— start Exercise materials —

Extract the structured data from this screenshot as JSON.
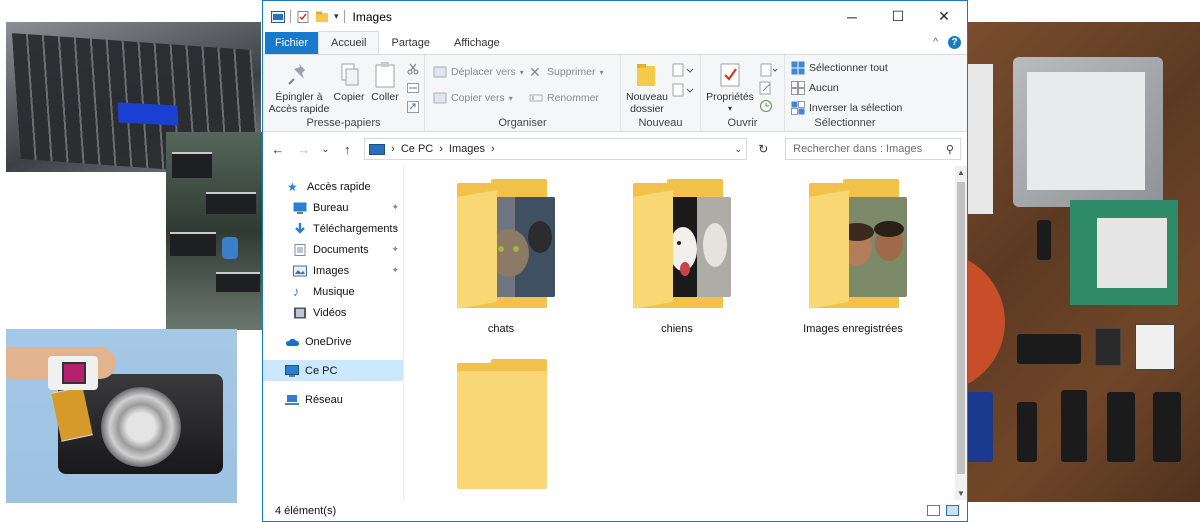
{
  "window": {
    "title": "Images",
    "minimize": "─",
    "maximize": "☐",
    "close": "✕"
  },
  "ribbon_tabs": {
    "file": "Fichier",
    "home": "Accueil",
    "share": "Partage",
    "view": "Affichage",
    "collapse": "^",
    "help": "?"
  },
  "ribbon": {
    "clipboard": {
      "label": "Presse-papiers",
      "pin": "Épingler à\nAccès rapide",
      "copy": "Copier",
      "paste": "Coller"
    },
    "organize": {
      "label": "Organiser",
      "move_to": "Déplacer vers",
      "copy_to": "Copier vers",
      "delete": "Supprimer",
      "rename": "Renommer"
    },
    "new": {
      "label": "Nouveau",
      "new_folder": "Nouveau\ndossier"
    },
    "open": {
      "label": "Ouvrir",
      "properties": "Propriétés"
    },
    "select": {
      "label": "Sélectionner",
      "select_all": "Sélectionner tout",
      "select_none": "Aucun",
      "invert": "Inverser la sélection"
    }
  },
  "address": {
    "back": "←",
    "forward": "→",
    "recent": "⌄",
    "up": "↑",
    "crumbs": [
      "Ce PC",
      "Images"
    ],
    "separator": "›",
    "dropdown": "⌄",
    "refresh": "↻",
    "search_placeholder": "Rechercher dans : Images",
    "search_glyph": "⚲"
  },
  "nav": {
    "quick_access": "Accès rapide",
    "desktop": "Bureau",
    "downloads": "Téléchargements",
    "documents": "Documents",
    "pictures": "Images",
    "music": "Musique",
    "videos": "Vidéos",
    "onedrive": "OneDrive",
    "this_pc": "Ce PC",
    "network": "Réseau",
    "pin_glyph": "📌"
  },
  "files": [
    {
      "name": "chats"
    },
    {
      "name": "chiens"
    },
    {
      "name": "Images enregistrées"
    },
    {
      "name": ""
    }
  ],
  "status": {
    "count": "4 élément(s)"
  },
  "colors": {
    "accent": "#1979ca",
    "folder_back": "#f2c14a",
    "folder_front": "#f8d775",
    "selection": "#cce8ff"
  }
}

— end Exercise materials —

_Given request_
Make an exact copy of every entry above, minus the images.

_Output of the exercise_
Extract the structured data from this screenshot as JSON.
{
  "window": {
    "title": "Images",
    "minimize": "─",
    "maximize": "☐",
    "close": "✕"
  },
  "ribbon_tabs": {
    "file": "Fichier",
    "home": "Accueil",
    "share": "Partage",
    "view": "Affichage",
    "collapse": "^",
    "help": "?"
  },
  "ribbon": {
    "clipboard": {
      "label": "Presse-papiers",
      "pin": "Épingler à\nAccès rapide",
      "copy": "Copier",
      "paste": "Coller"
    },
    "organize": {
      "label": "Organiser",
      "move_to": "Déplacer vers",
      "copy_to": "Copier vers",
      "delete": "Supprimer",
      "rename": "Renommer"
    },
    "new": {
      "label": "Nouveau",
      "new_folder": "Nouveau\ndossier"
    },
    "open": {
      "label": "Ouvrir",
      "properties": "Propriétés"
    },
    "select": {
      "label": "Sélectionner",
      "select_all": "Sélectionner tout",
      "select_none": "Aucun",
      "invert": "Inverser la sélection"
    }
  },
  "address": {
    "back": "←",
    "forward": "→",
    "recent": "⌄",
    "up": "↑",
    "crumbs": [
      "Ce PC",
      "Images"
    ],
    "separator": "›",
    "dropdown": "⌄",
    "refresh": "↻",
    "search_placeholder": "Rechercher dans : Images",
    "search_glyph": "⚲"
  },
  "nav": {
    "quick_access": "Accès rapide",
    "desktop": "Bureau",
    "downloads": "Téléchargements",
    "documents": "Documents",
    "pictures": "Images",
    "music": "Musique",
    "videos": "Vidéos",
    "onedrive": "OneDrive",
    "this_pc": "Ce PC",
    "network": "Réseau",
    "pin_glyph": "📌"
  },
  "files": [
    {
      "name": "chats"
    },
    {
      "name": "chiens"
    },
    {
      "name": "Images enregistrées"
    },
    {
      "name": ""
    }
  ],
  "status": {
    "count": "4 élément(s)"
  },
  "colors": {
    "accent": "#1979ca",
    "folder_back": "#f2c14a",
    "folder_front": "#f8d775",
    "selection": "#cce8ff"
  }
}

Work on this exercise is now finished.